* **Objective**
In the data, extract each line that holds the string "clock".

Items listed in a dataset
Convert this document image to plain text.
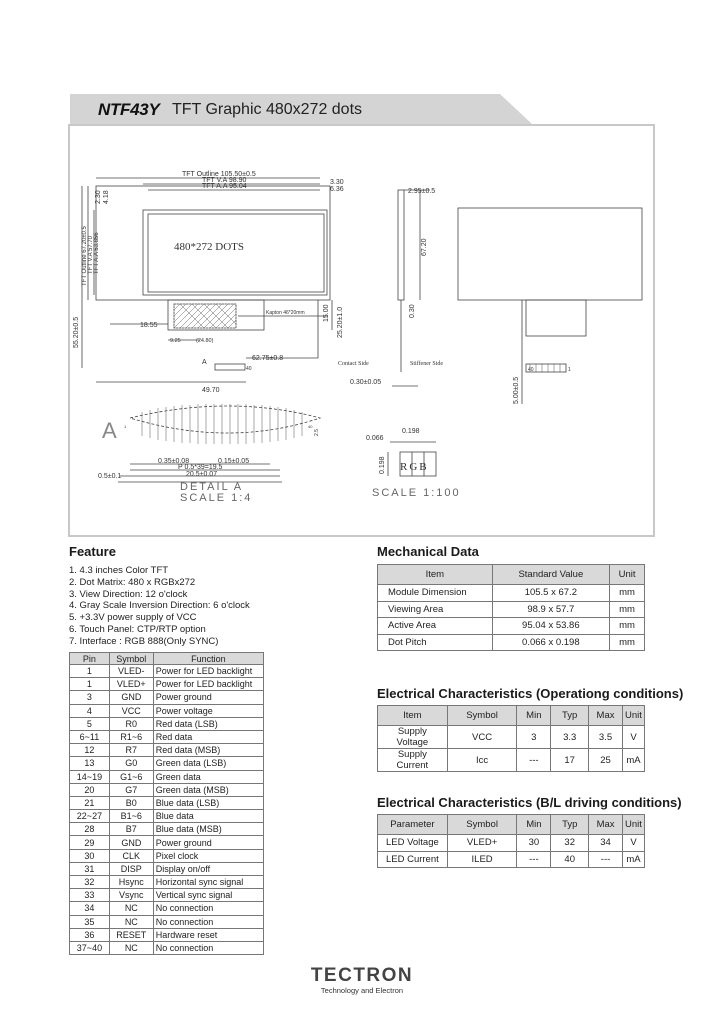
NTF43Y TFT Graphic 480x272 dots
TFT Outline 105.50±0.5
TFT V.A 98.90
TFT A.A 95.04
3.30
6.36
2.30 4.18
TFT Outline 67.20±0.5 TFT V.A 57.70 TFT A.A 53.856	480*272 DOTS
18.55
9.25	(24.80)
Kapton 46*20mm	15.00 25.20±1.0
55.20±0.5
62.75±0.8
A
40
49.70
2.95±0.5
67.20
0.30
Contact Side	Stiffener Side
0.30±0.05	5.00±0.5
40	1
A 1	40
2.5
0.35±0.08	0.15±0.05
P 0.5*39=19.5
20.5±0.07
0.5±0.1
DETAIL A
SCALE 1:4
0.198
0.066
0.198 RGB
SCALE 1:100
Feature
1. 4.3 inches Color TFT
2. Dot Matrix: 480 x RGBx272
3. View Direction: 12 o'clock
4. Gray Scale Inversion Direction: 6 o'clock
5. +3.3V power supply of VCC
6. Touch Panel: CTP/RTP option
7. Interface : RGB 888(Only SYNC)
Pin	Symbol	Function
1	VLED-	Power for LED backlight
1	VLED+	Power for LED backlight
3	GND	Power ground
4	VCC	Power voltage
5	R0	Red data (LSB)
6~11	R1~6	Red data
12	R7	Red data (MSB)
13	G0	Green data (LSB)
14~19	G1~6	Green data
20	G7	Green data (MSB)
21	B0	Blue data (LSB)
22~27	B1~6	Blue data
28	B7	Blue data (MSB)
29	GND	Power ground
30	CLK	Pixel clock
31	DISP	Display on/off
32	Hsync	Horizontal sync signal
33	Vsync	Vertical sync signal
34	NC	No connection
35	NC	No connection
36	RESET	Hardware reset
37~40	NC	No connection
Mechanical Data
Item	Standard Value	Unit
Module Dimension	105.5 x 67.2	mm
Viewing Area	98.9 x 57.7	mm
Active Area	95.04 x 53.86	mm
Dot Pitch	0.066 x 0.198	mm
Electrical Characteristics (Operationg conditions)
Item	Symbol	Min	Typ	Max	Unit
Supply Voltage	VCC	3	3.3	3.5	V
Supply Current	Icc	---	17	25	mA
Electrical Characteristics (B/L driving conditions)
Parameter	Symbol	Min	Typ	Max	Unit
LED Voltage	VLED+	30	32	34	V
LED Current	ILED	---	40	---	mA
TECTRON
Technology and Electron
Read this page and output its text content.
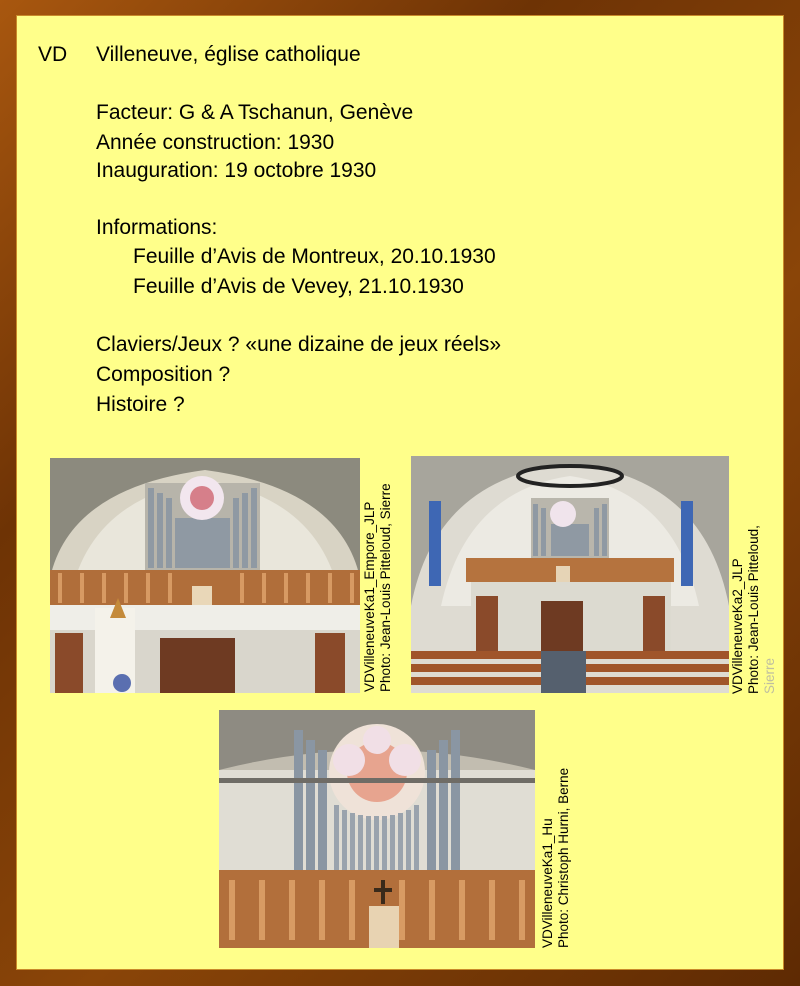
VD Villeneuve, église catholique
Facteur: G & A Tschanun, Genève
Année construction: 1930
Inauguration: 19 octobre 1930
Informations:
Feuille d’Avis de Montreux, 20.10.1930
Feuille d’Avis de Vevey, 21.10.1930
Claviers/Jeux ? «une dizaine de jeux réels»
Composition ?
Histoire ?
VDVilleneuveKa1_Empore_JLP Photo: Jean-Louis Pitteloud, Sierre	VDVilleneuveKa2_JLP Photo: Jean-Louis Pitteloud, Sierre
VDVilleneuveKa1_Hu Photo: Christoph Hurni, Berne
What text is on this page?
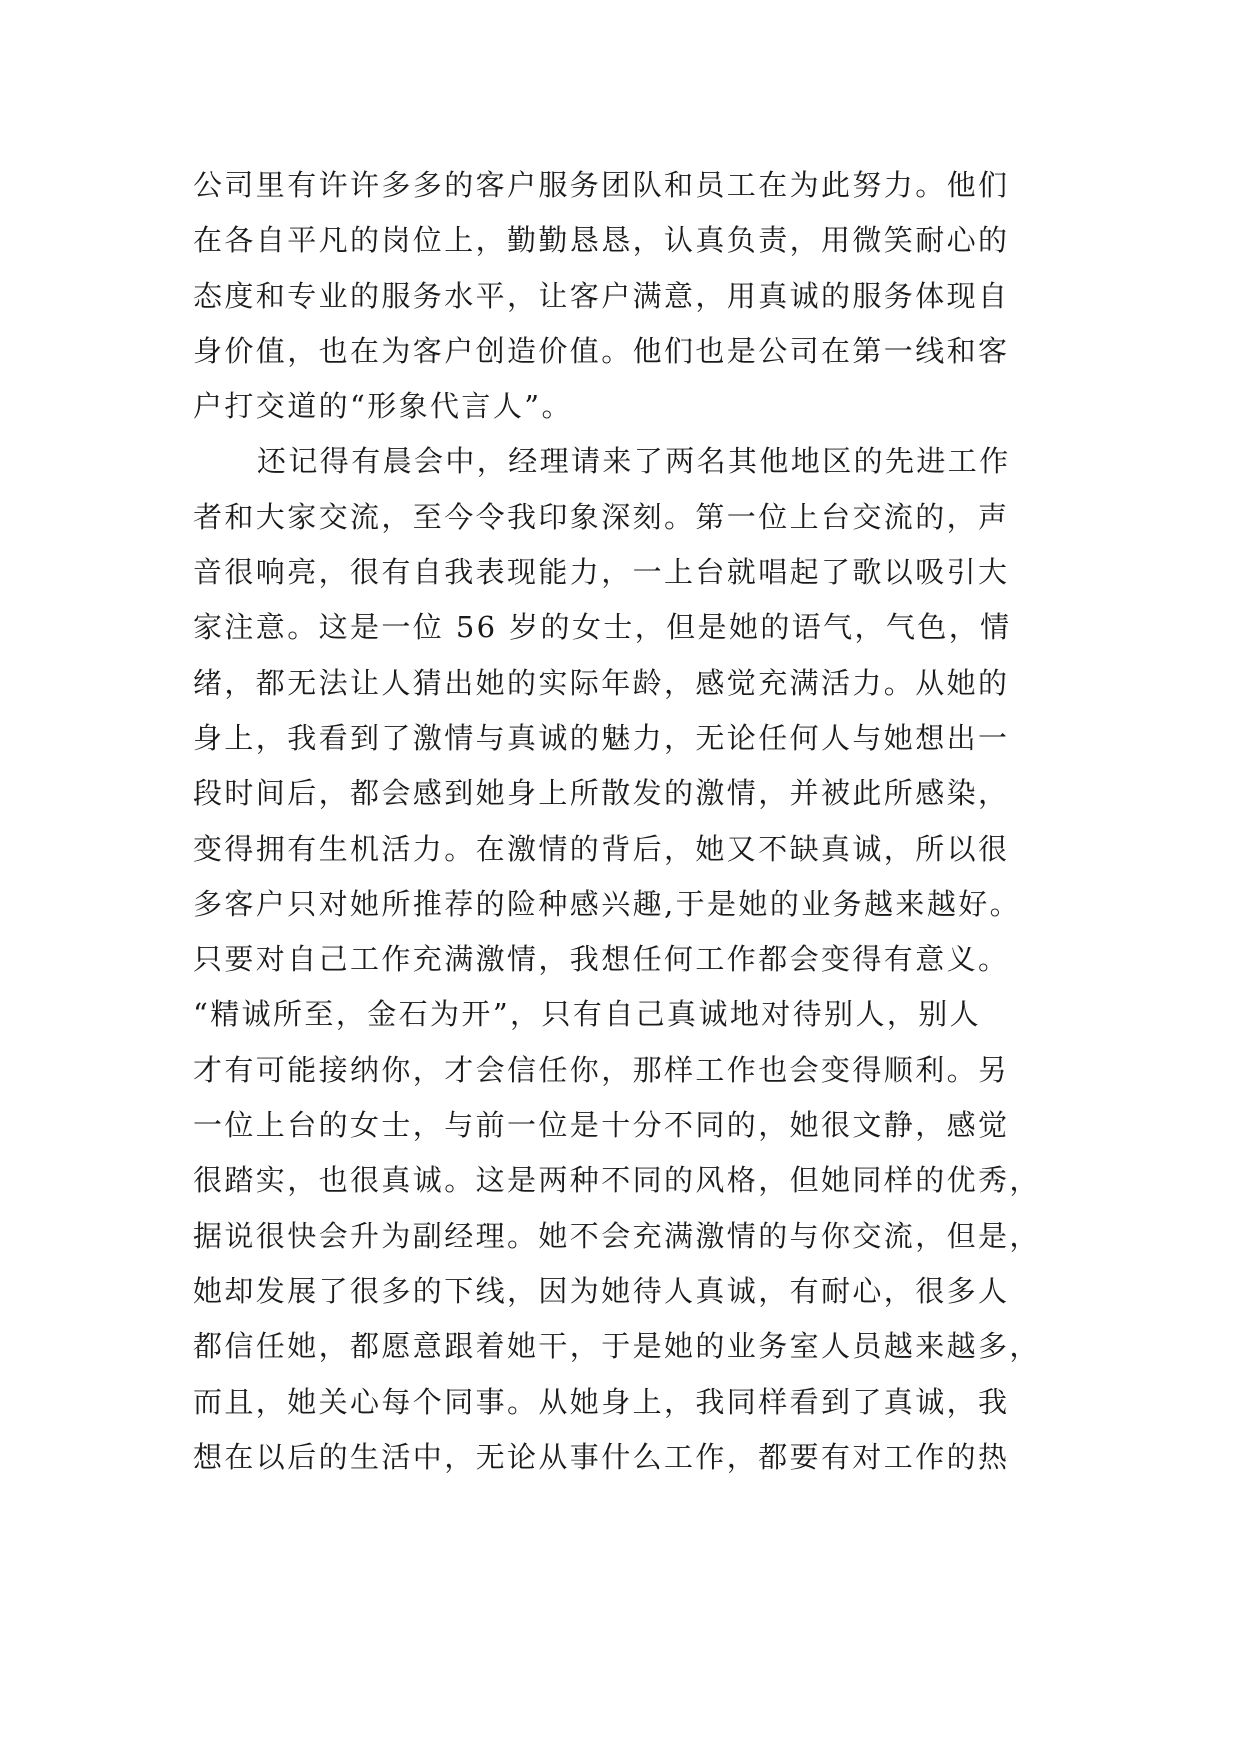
公司里有许许多多的客户服务团队和员工在为此努力。他们
在各自平凡的岗位上，勤勤恳恳，认真负责，用微笑耐心的
态度和专业的服务水平，让客户满意，用真诚的服务体现自
身价值，也在为客户创造价值。他们也是公司在第一线和客
户打交道的“形象代言人”。
还记得有晨会中，经理请来了两名其他地区的先进工作
者和大家交流，至今令我印象深刻。第一位上台交流的，声
音很响亮，很有自我表现能力，一上台就唱起了歌以吸引大
家注意。这是一位 56 岁的女士，但是她的语气，气色，情
绪，都无法让人猜出她的实际年龄，感觉充满活力。从她的
身上，我看到了激情与真诚的魅力，无论任何人与她想出一
段时间后，都会感到她身上所散发的激情，并被此所感染，
变得拥有生机活力。在激情的背后，她又不缺真诚，所以很
多客户只对她所推荐的险种感兴趣,于是她的业务越来越好。
只要对自己工作充满激情，我想任何工作都会变得有意义。
“精诚所至，金石为开”，只有自己真诚地对待别人，别人
才有可能接纳你，才会信任你，那样工作也会变得顺利。另
一位上台的女士，与前一位是十分不同的，她很文静，感觉
很踏实，也很真诚。这是两种不同的风格，但她同样的优秀，
据说很快会升为副经理。她不会充满激情的与你交流，但是，
她却发展了很多的下线，因为她待人真诚，有耐心，很多人
都信任她，都愿意跟着她干，于是她的业务室人员越来越多，
而且，她关心每个同事。从她身上，我同样看到了真诚，我
想在以后的生活中，无论从事什么工作，都要有对工作的热
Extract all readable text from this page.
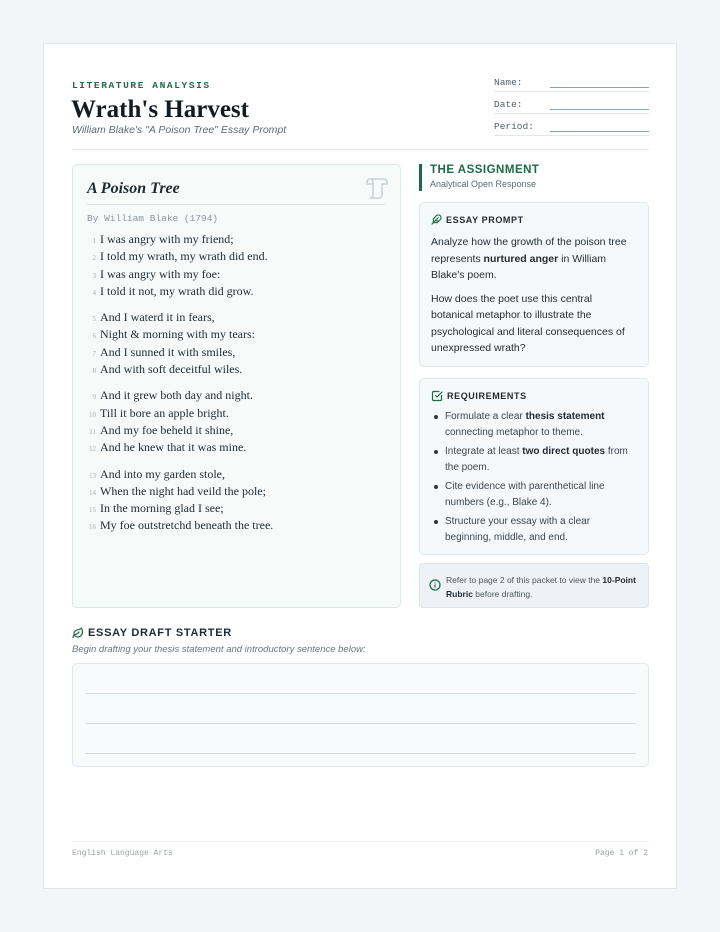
LITERATURE ANALYSIS
Wrath's Harvest
William Blake's "A Poison Tree" Essay Prompt
Name:
Date:
Period:
A Poison Tree
By William Blake (1794)
1 I was angry with my friend;
2 I told my wrath, my wrath did end.
3 I was angry with my foe:
4 I told it not, my wrath did grow.
5 And I waterd it in fears,
6 Night & morning with my tears:
7 And I sunned it with smiles,
8 And with soft deceitful wiles.
9 And it grew both day and night.
10 Till it bore an apple bright.
11 And my foe beheld it shine,
12 And he knew that it was mine.
13 And into my garden stole,
14 When the night had veild the pole;
15 In the morning glad I see;
16 My foe outstretchd beneath the tree.
THE ASSIGNMENT
Analytical Open Response
ESSAY PROMPT

Analyze how the growth of the poison tree represents nurtured anger in William Blake's poem.

How does the poet use this central botanical metaphor to illustrate the psychological and literal consequences of unexpressed wrath?

REQUIREMENTS
Formulate a clear thesis statement connecting metaphor to theme.
Integrate at least two direct quotes from the poem.
Cite evidence with parenthetical line numbers (e.g., Blake 4).
Structure your essay with a clear beginning, middle, and end.
Refer to page 2 of this packet to view the 10-Point Rubric before drafting.
ESSAY DRAFT STARTER
Begin drafting your thesis statement and introductory sentence below:
English Language Arts	Page 1 of 2
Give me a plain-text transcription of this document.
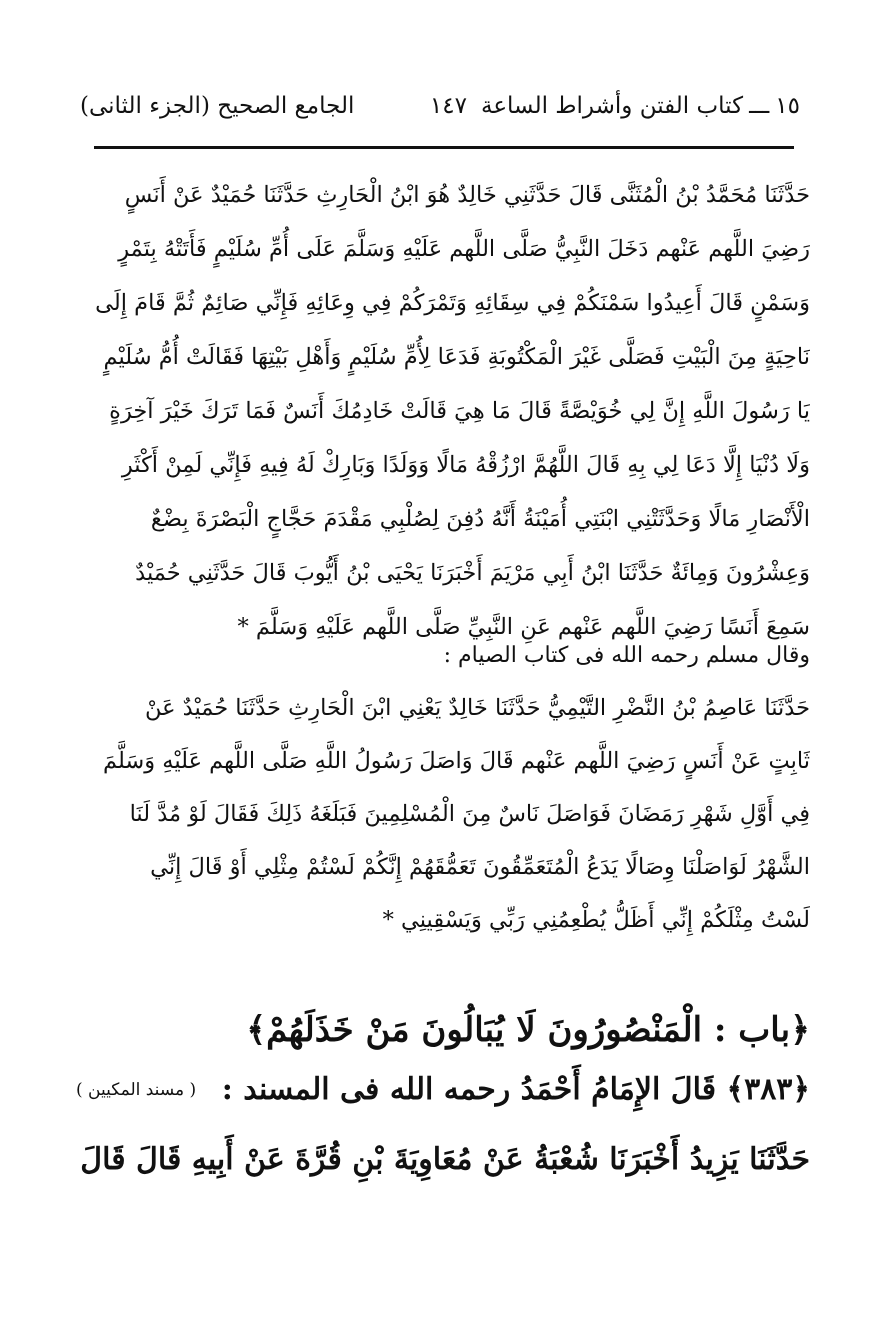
١٥
ـــ
كتاب الفتن وأشراط الساعة
١٤٧
الجامع الصحيح (الجزء الثانى)
حَدَّثَنَا مُحَمَّدُ بْنُ الْمُثَنَّى قَالَ حَدَّثَنِي خَالِدٌ هُوَ ابْنُ الْحَارِثِ حَدَّثَنَا حُمَيْدٌ عَنْ أَنَسٍ
رَضِيَ اللَّهم عَنْهم دَخَلَ النَّبِيُّ صَلَّى اللَّهم عَلَيْهِ وَسَلَّمَ عَلَى أُمِّ سُلَيْمٍ فَأَتَتْهُ بِتَمْرٍ
وَسَمْنٍ قَالَ أَعِيدُوا سَمْنَكُمْ فِي سِقَائِهِ وَتَمْرَكُمْ فِي وِعَائِهِ فَإِنِّي صَائِمٌ ثُمَّ قَامَ إِلَى
نَاحِيَةٍ مِنَ الْبَيْتِ فَصَلَّى غَيْرَ الْمَكْتُوبَةِ فَدَعَا لِأُمِّ سُلَيْمٍ وَأَهْلِ بَيْتِهَا فَقَالَتْ أُمُّ سُلَيْمٍ
يَا رَسُولَ اللَّهِ إِنَّ لِي خُوَيْصَّةً قَالَ مَا هِيَ قَالَتْ خَادِمُكَ أَنَسٌ فَمَا تَرَكَ خَيْرَ آخِرَةٍ
وَلَا دُنْيَا إِلَّا دَعَا لِي بِهِ قَالَ اللَّهُمَّ ارْزُقْهُ مَالًا وَوَلَدًا وَبَارِكْ لَهُ فِيهِ فَإِنِّي لَمِنْ أَكْثَرِ
الْأَنْصَارِ مَالًا وَحَدَّثَتْنِي ابْنَتِي أُمَيْنَةُ أَنَّهُ دُفِنَ لِصُلْبِي مَقْدَمَ حَجَّاجٍ الْبَصْرَةَ بِضْعٌ
وَعِشْرُونَ وَمِائَةٌ حَدَّثَنَا ابْنُ أَبِي مَرْيَمَ أَخْبَرَنَا يَحْيَى بْنُ أَيُّوبَ قَالَ حَدَّثَنِي حُمَيْدٌ
سَمِعَ أَنَسًا رَضِيَ اللَّهم عَنْهم عَنِ النَّبِيِّ صَلَّى اللَّهم عَلَيْهِ وَسَلَّمَ *
وقال مسلم رحمه الله فى كتاب الصيام :
حَدَّثَنَا عَاصِمُ بْنُ النَّضْرِ التَّيْمِيُّ حَدَّثَنَا خَالِدٌ يَعْنِي ابْنَ الْحَارِثِ حَدَّثَنَا حُمَيْدٌ عَنْ
ثَابِتٍ عَنْ أَنَسٍ رَضِيَ اللَّهم عَنْهم قَالَ وَاصَلَ رَسُولُ اللَّهِ صَلَّى اللَّهم عَلَيْهِ وَسَلَّمَ
فِي أَوَّلِ شَهْرِ رَمَضَانَ فَوَاصَلَ نَاسٌ مِنَ الْمُسْلِمِينَ فَبَلَغَهُ ذَلِكَ فَقَالَ لَوْ مُدَّ لَنَا
الشَّهْرُ لَوَاصَلْنَا وِصَالًا يَدَعُ الْمُتَعَمِّقُونَ تَعَمُّقَهُمْ إِنَّكُمْ لَسْتُمْ مِثْلِي أَوْ قَالَ إِنِّي
لَسْتُ مِثْلَكُمْ إِنِّي أَظَلُّ يُطْعِمُنِي رَبِّي وَيَسْقِينِي *
﴿باب : الْمَنْصُورُونَ لَا يُبَالُونَ مَنْ خَذَلَهُمْ﴾
﴿٣٨٣﴾ قَالَ الإِمَامُ أَحْمَدُ رحمه الله فى المسند :
( مسند المكيين )
حَدَّثَنَا يَزِيدُ أَخْبَرَنَا شُعْبَةُ عَنْ مُعَاوِيَةَ بْنِ قُرَّةَ عَنْ أَبِيهِ قَالَ قَالَ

* **The result**
3. View Direction: 12 o'clock
4. Gray Scale Inversion Direction: 6 o'clock
30	CLK	Pixel clock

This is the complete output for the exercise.